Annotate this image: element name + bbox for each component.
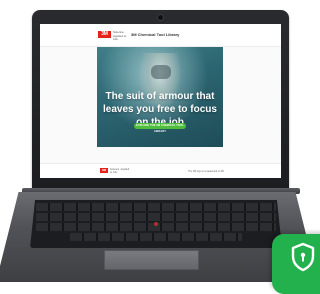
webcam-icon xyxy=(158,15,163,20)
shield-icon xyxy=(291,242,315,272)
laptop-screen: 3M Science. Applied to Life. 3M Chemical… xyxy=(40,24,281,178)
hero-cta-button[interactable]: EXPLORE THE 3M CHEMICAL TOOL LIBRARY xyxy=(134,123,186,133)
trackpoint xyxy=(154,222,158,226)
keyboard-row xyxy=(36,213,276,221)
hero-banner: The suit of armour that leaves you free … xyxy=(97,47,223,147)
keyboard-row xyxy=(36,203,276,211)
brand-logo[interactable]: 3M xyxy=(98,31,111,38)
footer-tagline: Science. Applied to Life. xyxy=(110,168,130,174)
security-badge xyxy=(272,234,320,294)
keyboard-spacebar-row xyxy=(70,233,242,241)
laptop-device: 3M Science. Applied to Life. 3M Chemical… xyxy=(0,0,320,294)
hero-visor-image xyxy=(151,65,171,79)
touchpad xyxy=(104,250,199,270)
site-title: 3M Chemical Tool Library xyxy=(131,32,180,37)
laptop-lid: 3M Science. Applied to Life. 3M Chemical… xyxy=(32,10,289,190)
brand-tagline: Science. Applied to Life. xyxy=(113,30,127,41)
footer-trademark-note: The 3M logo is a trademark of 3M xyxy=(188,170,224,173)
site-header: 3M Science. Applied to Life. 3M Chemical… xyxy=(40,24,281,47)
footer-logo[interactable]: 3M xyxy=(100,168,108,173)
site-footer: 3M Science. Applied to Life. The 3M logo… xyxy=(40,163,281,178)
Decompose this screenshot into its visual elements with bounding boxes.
==
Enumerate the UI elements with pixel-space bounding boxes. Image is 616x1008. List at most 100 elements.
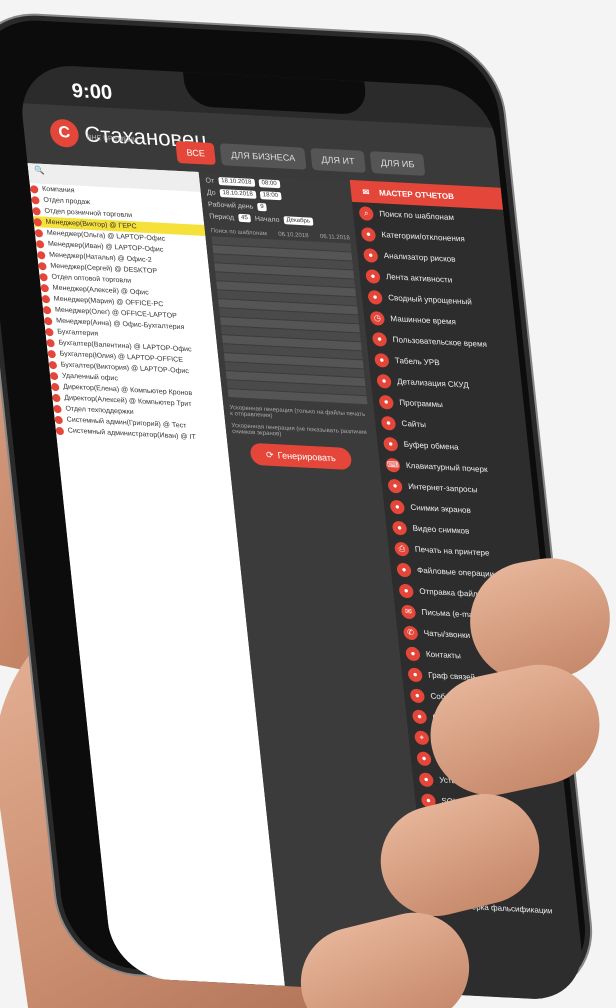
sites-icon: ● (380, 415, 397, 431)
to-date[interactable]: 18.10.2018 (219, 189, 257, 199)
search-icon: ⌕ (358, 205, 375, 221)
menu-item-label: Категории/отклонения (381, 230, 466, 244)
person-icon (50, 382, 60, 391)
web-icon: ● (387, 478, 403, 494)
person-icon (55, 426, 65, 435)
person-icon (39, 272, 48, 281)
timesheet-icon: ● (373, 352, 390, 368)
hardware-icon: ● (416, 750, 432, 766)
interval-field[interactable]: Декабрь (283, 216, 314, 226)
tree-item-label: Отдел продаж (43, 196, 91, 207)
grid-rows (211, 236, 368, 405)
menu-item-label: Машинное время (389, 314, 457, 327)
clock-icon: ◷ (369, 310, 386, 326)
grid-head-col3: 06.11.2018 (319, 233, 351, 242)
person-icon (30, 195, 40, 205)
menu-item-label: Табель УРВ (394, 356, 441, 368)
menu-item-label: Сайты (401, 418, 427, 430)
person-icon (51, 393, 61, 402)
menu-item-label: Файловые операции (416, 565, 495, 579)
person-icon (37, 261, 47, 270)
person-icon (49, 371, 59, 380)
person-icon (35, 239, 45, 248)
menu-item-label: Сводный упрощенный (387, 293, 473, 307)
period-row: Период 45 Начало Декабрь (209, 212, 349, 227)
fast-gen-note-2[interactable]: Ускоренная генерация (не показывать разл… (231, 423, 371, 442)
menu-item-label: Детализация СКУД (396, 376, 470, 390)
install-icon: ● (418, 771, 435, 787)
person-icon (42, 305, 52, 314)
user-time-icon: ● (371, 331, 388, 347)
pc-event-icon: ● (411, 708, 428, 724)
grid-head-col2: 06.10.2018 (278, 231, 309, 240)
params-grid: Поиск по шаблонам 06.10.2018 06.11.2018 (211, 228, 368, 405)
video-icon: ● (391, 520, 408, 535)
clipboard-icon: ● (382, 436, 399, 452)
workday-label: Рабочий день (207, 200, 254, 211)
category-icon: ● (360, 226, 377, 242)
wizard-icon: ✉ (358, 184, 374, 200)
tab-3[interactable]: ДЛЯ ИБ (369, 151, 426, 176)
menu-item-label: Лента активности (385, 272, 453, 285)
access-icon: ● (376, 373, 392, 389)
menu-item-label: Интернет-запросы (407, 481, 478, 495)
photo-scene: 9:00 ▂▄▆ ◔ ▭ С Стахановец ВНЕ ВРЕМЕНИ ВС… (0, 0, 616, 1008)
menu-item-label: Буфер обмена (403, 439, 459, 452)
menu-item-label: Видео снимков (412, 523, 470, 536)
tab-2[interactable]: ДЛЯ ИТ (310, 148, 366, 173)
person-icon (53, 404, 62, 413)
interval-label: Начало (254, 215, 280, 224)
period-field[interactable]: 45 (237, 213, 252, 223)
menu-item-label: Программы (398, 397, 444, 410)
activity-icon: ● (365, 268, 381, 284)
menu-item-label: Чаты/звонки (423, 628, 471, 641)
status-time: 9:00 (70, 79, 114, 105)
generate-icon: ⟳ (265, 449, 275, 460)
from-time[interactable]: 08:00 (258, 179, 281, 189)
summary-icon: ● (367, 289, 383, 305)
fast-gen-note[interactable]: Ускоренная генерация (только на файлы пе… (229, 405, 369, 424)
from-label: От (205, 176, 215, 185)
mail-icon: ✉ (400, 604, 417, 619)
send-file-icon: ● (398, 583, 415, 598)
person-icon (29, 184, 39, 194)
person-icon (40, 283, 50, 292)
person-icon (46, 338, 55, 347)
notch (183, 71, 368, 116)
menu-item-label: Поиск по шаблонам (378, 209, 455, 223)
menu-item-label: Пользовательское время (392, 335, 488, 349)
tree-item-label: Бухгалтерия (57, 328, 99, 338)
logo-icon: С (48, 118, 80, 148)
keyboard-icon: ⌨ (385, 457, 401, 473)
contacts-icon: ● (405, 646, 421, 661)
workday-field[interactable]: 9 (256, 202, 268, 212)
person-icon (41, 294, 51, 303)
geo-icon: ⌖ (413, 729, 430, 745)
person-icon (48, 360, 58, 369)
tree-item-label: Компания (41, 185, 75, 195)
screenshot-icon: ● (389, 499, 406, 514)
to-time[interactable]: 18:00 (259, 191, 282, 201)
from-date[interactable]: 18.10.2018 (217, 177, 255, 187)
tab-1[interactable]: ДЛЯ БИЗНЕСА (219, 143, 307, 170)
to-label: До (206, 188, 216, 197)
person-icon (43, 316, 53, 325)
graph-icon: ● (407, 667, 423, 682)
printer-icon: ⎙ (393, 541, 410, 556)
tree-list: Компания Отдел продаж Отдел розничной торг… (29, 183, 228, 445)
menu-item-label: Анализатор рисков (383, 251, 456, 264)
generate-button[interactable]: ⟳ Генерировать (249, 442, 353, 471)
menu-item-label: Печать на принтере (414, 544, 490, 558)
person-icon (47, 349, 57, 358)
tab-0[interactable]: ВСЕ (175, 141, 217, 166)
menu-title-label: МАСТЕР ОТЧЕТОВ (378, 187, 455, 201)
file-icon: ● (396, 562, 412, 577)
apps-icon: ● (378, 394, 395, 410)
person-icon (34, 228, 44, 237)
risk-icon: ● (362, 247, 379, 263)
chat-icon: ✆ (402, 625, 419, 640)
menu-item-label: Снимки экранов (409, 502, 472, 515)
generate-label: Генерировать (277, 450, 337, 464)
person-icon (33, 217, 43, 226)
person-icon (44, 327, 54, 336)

WHAT YOU WILL DO » Please return, unchanged, the lines of the entries starting with the line with "webcam-icon xyxy=(158,15,163,20)" and going on through the line with "touchpad xyxy=(104,250,199,270)", with both of those lines included.

WORKED SOLUTION »
webcam-icon xyxy=(158,15,163,20)
shield-icon xyxy=(291,242,315,272)
laptop-screen: 3M Science. Applied to Life. 3M Chemical… xyxy=(40,24,281,178)
hero-cta-button[interactable]: EXPLORE THE 3M CHEMICAL TOOL LIBRARY xyxy=(134,123,186,133)
trackpoint xyxy=(154,222,158,226)
keyboard-row xyxy=(36,213,276,221)
hero-banner: The suit of armour that leaves you free … xyxy=(97,47,223,147)
keyboard-row xyxy=(36,203,276,211)
brand-logo[interactable]: 3M xyxy=(98,31,111,38)
footer-tagline: Science. Applied to Life. xyxy=(110,168,130,174)
security-badge xyxy=(272,234,320,294)
keyboard-spacebar-row xyxy=(70,233,242,241)
laptop-device: 3M Science. Applied to Life. 3M Chemical… xyxy=(0,0,320,294)
hero-visor-image xyxy=(151,65,171,79)
touchpad xyxy=(104,250,199,270)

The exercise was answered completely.